===== Information supplied =====

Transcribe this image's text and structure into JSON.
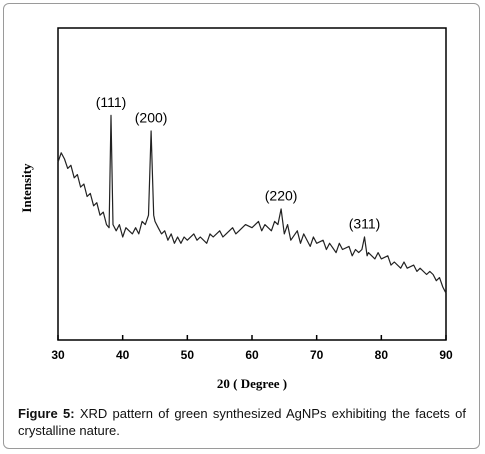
{
  "chart_data": {
    "type": "line",
    "xlabel": "20 ( Degree )",
    "ylabel": "Intensity",
    "caption_label": "Figure 5:",
    "caption": "XRD pattern of green synthesized AgNPs exhibiting the facets of crystalline nature.",
    "x": [
      30,
      30.5,
      31,
      31.5,
      32,
      32.5,
      33,
      33.5,
      34,
      34.5,
      35,
      35.5,
      36,
      36.5,
      37,
      37.5,
      37.9,
      38.2,
      38.5,
      39,
      39.5,
      40,
      40.5,
      41,
      41.5,
      42,
      42.5,
      43,
      43.5,
      44,
      44.4,
      44.8,
      45,
      45.5,
      46,
      46.5,
      47,
      47.5,
      48,
      48.5,
      49,
      49.5,
      50,
      51,
      51.5,
      52,
      53,
      53.5,
      54,
      55,
      55.5,
      56,
      57,
      57.5,
      58,
      59,
      60,
      61,
      61.5,
      62,
      63,
      63.5,
      64,
      64.5,
      65,
      65.5,
      66,
      67,
      67.5,
      68,
      69,
      69.5,
      70,
      71,
      71.5,
      72,
      73,
      73.5,
      74,
      75,
      75.5,
      76,
      76.5,
      77,
      77.4,
      77.8,
      78,
      79,
      79.5,
      80,
      81,
      81.5,
      82,
      83,
      83.5,
      84,
      85,
      85.5,
      86,
      87,
      87.5,
      88,
      88.5,
      89,
      89.5,
      90
    ],
    "series": [
      {
        "color": "#222222",
        "values": [
          57,
          60,
          58,
          55,
          56,
          52,
          53,
          49,
          50,
          46,
          47,
          43,
          44,
          40,
          41,
          37,
          36,
          72,
          37,
          35,
          37,
          33,
          36,
          35,
          34,
          36,
          34,
          38,
          37,
          40,
          67,
          40,
          38,
          36,
          34,
          35,
          32,
          34,
          31,
          33,
          31,
          33,
          32,
          34,
          32,
          33,
          31,
          34,
          33,
          35,
          33,
          34,
          36,
          34,
          35,
          37,
          36,
          38,
          35,
          37,
          35,
          38,
          37,
          42,
          34,
          37,
          32,
          35,
          31,
          34,
          30,
          33,
          31,
          32,
          29,
          31,
          28,
          31,
          29,
          30,
          27,
          29,
          28,
          29,
          33,
          27,
          28,
          26,
          28,
          26,
          27,
          24,
          25,
          23,
          25,
          23,
          24,
          22,
          23,
          21,
          22,
          21,
          19,
          20,
          17,
          15
        ]
      }
    ],
    "annotations": [
      {
        "text": "(111)",
        "x": 38.2
      },
      {
        "text": "(200)",
        "x": 44.4
      },
      {
        "text": "(220)",
        "x": 64.5
      },
      {
        "text": "(311)",
        "x": 77.4
      }
    ],
    "xlim": [
      30,
      90
    ],
    "xticks": [
      30,
      40,
      50,
      60,
      70,
      80,
      90
    ],
    "ylim": [
      0,
      100
    ]
  }
}
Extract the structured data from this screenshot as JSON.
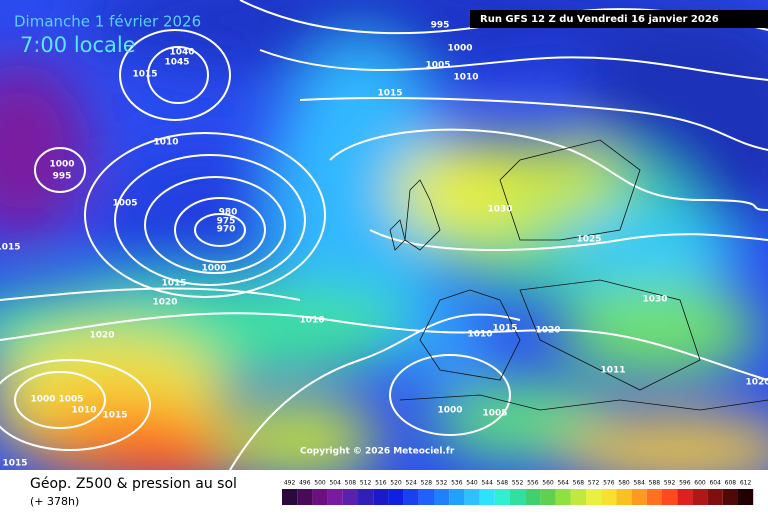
{
  "header": {
    "date": "Dimanche 1 février 2026",
    "local_time": "7:00 locale",
    "run": "Run GFS 12 Z du Vendredi 16 janvier 2026"
  },
  "isobar_labels": [
    995,
    1000,
    1005,
    1010,
    1015,
    1040,
    1045,
    1015,
    1010,
    1000,
    995,
    1005,
    980,
    975,
    970,
    1000,
    1015,
    1020,
    1010,
    1020,
    1030,
    1025,
    1030,
    1010,
    1015,
    1020,
    1011,
    1000,
    1005,
    1010,
    1015,
    1000,
    1005,
    1015,
    1015,
    1020
  ],
  "copyright": "Copyright © 2026 Meteociel.fr",
  "footer": {
    "title": "Géop. Z500 & pression au sol",
    "lead": "(+ 378h)"
  },
  "legend": {
    "labels": [
      492,
      496,
      500,
      504,
      508,
      512,
      516,
      520,
      524,
      528,
      532,
      536,
      540,
      544,
      548,
      552,
      556,
      560,
      564,
      568,
      572,
      576,
      580,
      584,
      588,
      592,
      596,
      600,
      604,
      608,
      612
    ]
  }
}
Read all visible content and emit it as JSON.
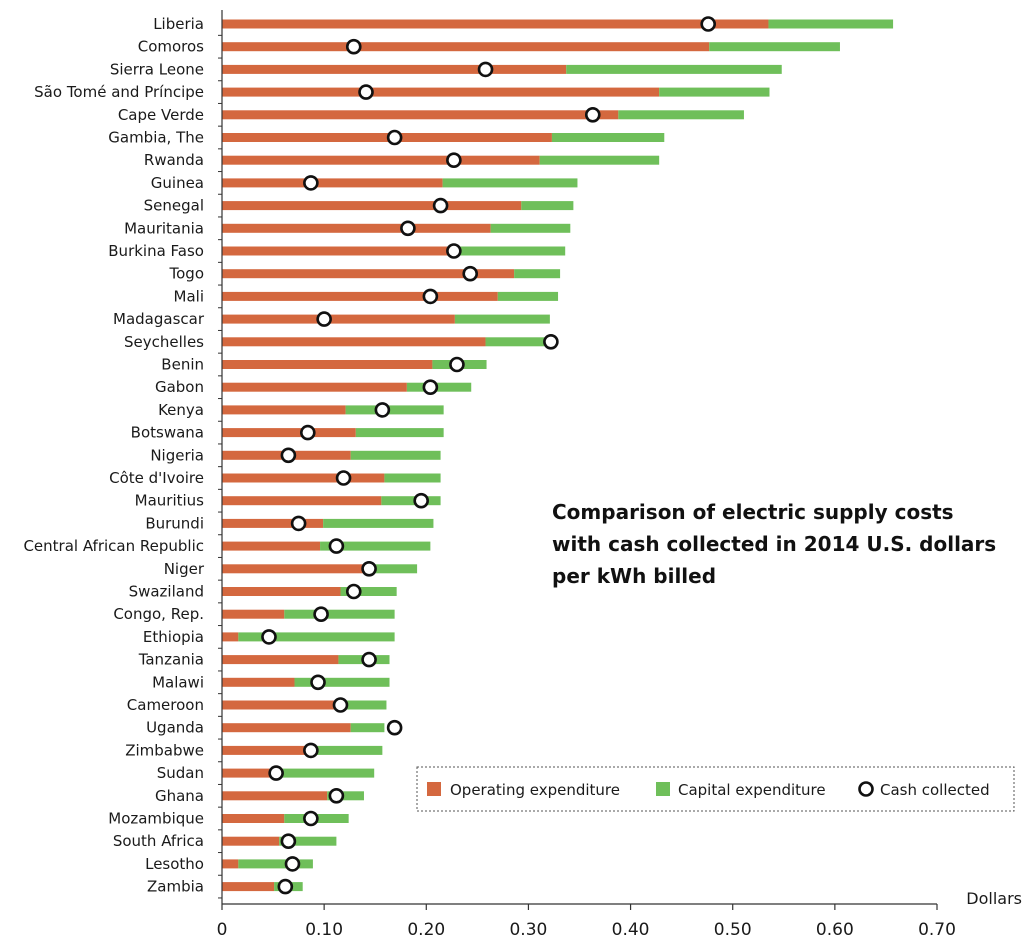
{
  "chart_data": {
    "type": "bar",
    "orientation": "horizontal",
    "stacked": true,
    "title": "Comparison of electric supply costs with cash collected in 2014 U.S. dollars per kWh billed",
    "title_lines": [
      "Comparison of electric supply costs",
      "with cash collected in 2014 U.S. dollars",
      "per kWh billed"
    ],
    "xlabel": "Dollars",
    "ylabel": "",
    "xlim": [
      0,
      0.7
    ],
    "xticks": [
      0,
      0.1,
      0.2,
      0.3,
      0.4,
      0.5,
      0.6,
      0.7
    ],
    "xtick_labels": [
      "0",
      "0.10",
      "0.20",
      "0.30",
      "0.40",
      "0.50",
      "0.60",
      "0.70"
    ],
    "grid": false,
    "legend_position": "bottom-right",
    "colors": {
      "operating": "#d4683f",
      "capital": "#6fbf5a",
      "cash_marker_fill": "#ffffff",
      "cash_marker_stroke": "#111111"
    },
    "categories": [
      "Liberia",
      "Comoros",
      "Sierra Leone",
      "São Tomé and Príncipe",
      "Cape Verde",
      "Gambia, The",
      "Rwanda",
      "Guinea",
      "Senegal",
      "Mauritania",
      "Burkina Faso",
      "Togo",
      "Mali",
      "Madagascar",
      "Seychelles",
      "Benin",
      "Gabon",
      "Kenya",
      "Botswana",
      "Nigeria",
      "Côte d'Ivoire",
      "Mauritius",
      "Burundi",
      "Central African Republic",
      "Niger",
      "Swaziland",
      "Congo, Rep.",
      "Ethiopia",
      "Tanzania",
      "Malawi",
      "Cameroon",
      "Uganda",
      "Zimbabwe",
      "Sudan",
      "Ghana",
      "Mozambique",
      "South Africa",
      "Lesotho",
      "Zambia"
    ],
    "series": [
      {
        "name": "Operating expenditure",
        "values": [
          0.535,
          0.477,
          0.337,
          0.428,
          0.388,
          0.323,
          0.311,
          0.216,
          0.293,
          0.263,
          0.229,
          0.286,
          0.27,
          0.228,
          0.258,
          0.206,
          0.181,
          0.121,
          0.131,
          0.126,
          0.159,
          0.156,
          0.099,
          0.096,
          0.146,
          0.116,
          0.061,
          0.016,
          0.114,
          0.071,
          0.121,
          0.126,
          0.088,
          0.051,
          0.103,
          0.061,
          0.056,
          0.016,
          0.051
        ]
      },
      {
        "name": "Capital expenditure",
        "values": [
          0.122,
          0.128,
          0.211,
          0.108,
          0.123,
          0.11,
          0.117,
          0.132,
          0.051,
          0.078,
          0.107,
          0.045,
          0.059,
          0.093,
          0.064,
          0.053,
          0.063,
          0.096,
          0.086,
          0.088,
          0.055,
          0.058,
          0.108,
          0.108,
          0.045,
          0.055,
          0.108,
          0.153,
          0.05,
          0.093,
          0.04,
          0.033,
          0.069,
          0.098,
          0.036,
          0.063,
          0.056,
          0.073,
          0.028
        ]
      },
      {
        "name": "Cash collected",
        "type": "scatter",
        "values": [
          0.476,
          0.129,
          0.258,
          0.141,
          0.363,
          0.169,
          0.227,
          0.087,
          0.214,
          0.182,
          0.227,
          0.243,
          0.204,
          0.1,
          0.322,
          0.23,
          0.204,
          0.157,
          0.084,
          0.065,
          0.119,
          0.195,
          0.075,
          0.112,
          0.144,
          0.129,
          0.097,
          0.046,
          0.144,
          0.094,
          0.116,
          0.169,
          0.087,
          0.053,
          0.112,
          0.087,
          0.065,
          0.069,
          0.062
        ]
      }
    ]
  }
}
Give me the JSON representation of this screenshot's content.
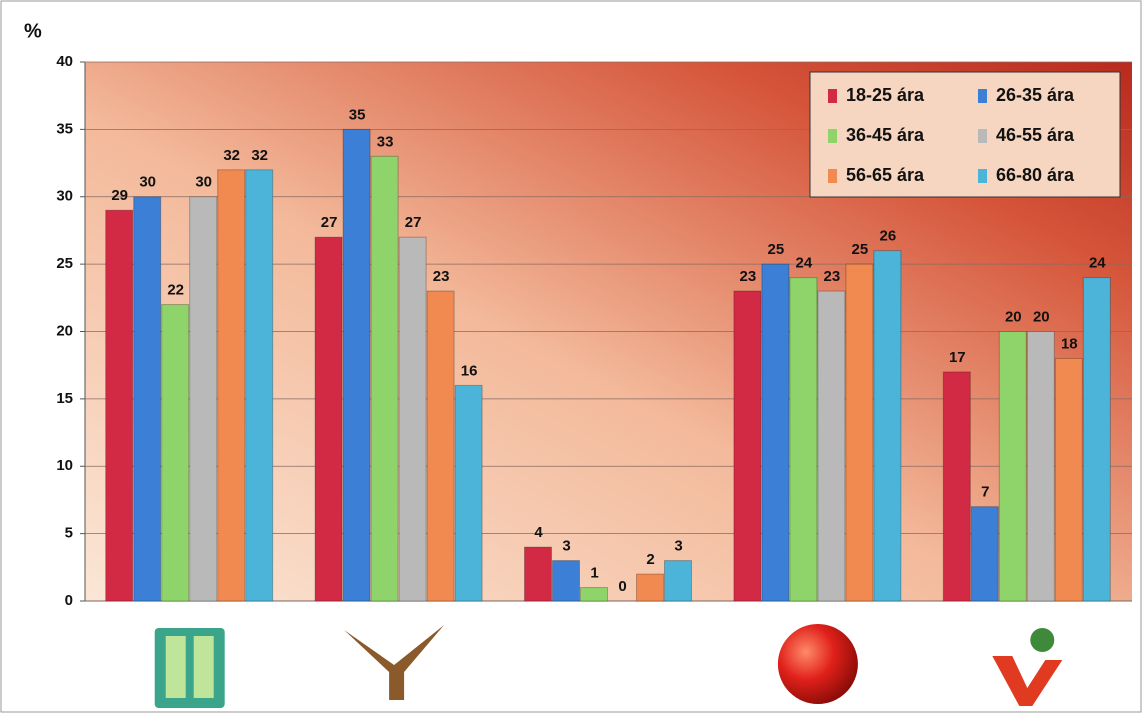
{
  "chart_data": {
    "type": "bar",
    "y_label": "%",
    "categories": [
      null,
      null,
      null,
      null,
      null
    ],
    "series": [
      {
        "name": "18-25 ára",
        "color": "#d22a44",
        "values": [
          29,
          27,
          4,
          23,
          17
        ]
      },
      {
        "name": "26-35 ára",
        "color": "#3b7fd6",
        "values": [
          30,
          35,
          3,
          25,
          7
        ]
      },
      {
        "name": "36-45 ára",
        "color": "#8ed46a",
        "values": [
          22,
          33,
          1,
          24,
          20
        ]
      },
      {
        "name": "46-55 ára",
        "color": "#b9b9b9",
        "values": [
          30,
          27,
          0,
          23,
          20
        ]
      },
      {
        "name": "56-65 ára",
        "color": "#f08a50",
        "values": [
          32,
          23,
          2,
          25,
          18
        ]
      },
      {
        "name": "66-80 ára",
        "color": "#4db4d9",
        "values": [
          32,
          16,
          3,
          26,
          24
        ]
      }
    ],
    "ylim": [
      0,
      40
    ],
    "yticks": [
      0,
      5,
      10,
      15,
      20,
      25,
      30,
      35,
      40
    ],
    "grid": true,
    "legend": "top-right"
  }
}
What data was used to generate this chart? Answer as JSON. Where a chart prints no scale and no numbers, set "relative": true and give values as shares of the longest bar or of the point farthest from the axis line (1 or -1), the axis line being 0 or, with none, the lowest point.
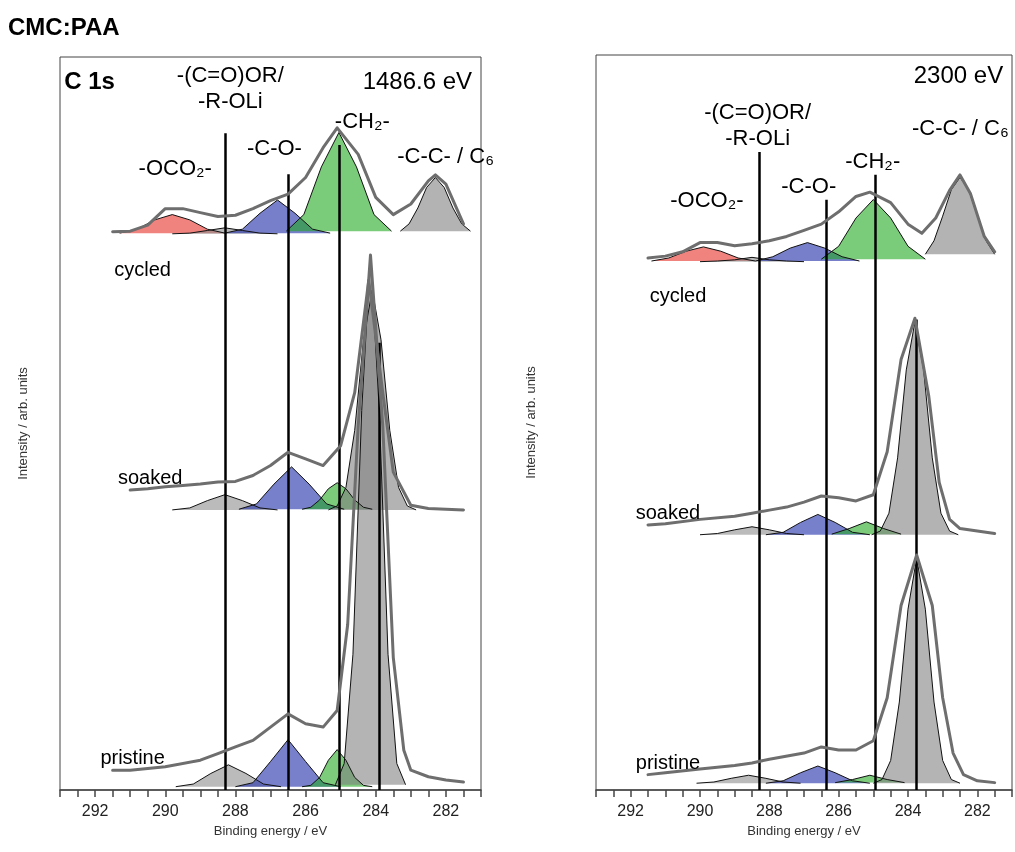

=====

▶ Goal: Copy out every line in the listing where the word "content" appears.

▶ Output below:
Read all visible content and emit it as JSON.
Give me the JSON representation of this screenshot's content.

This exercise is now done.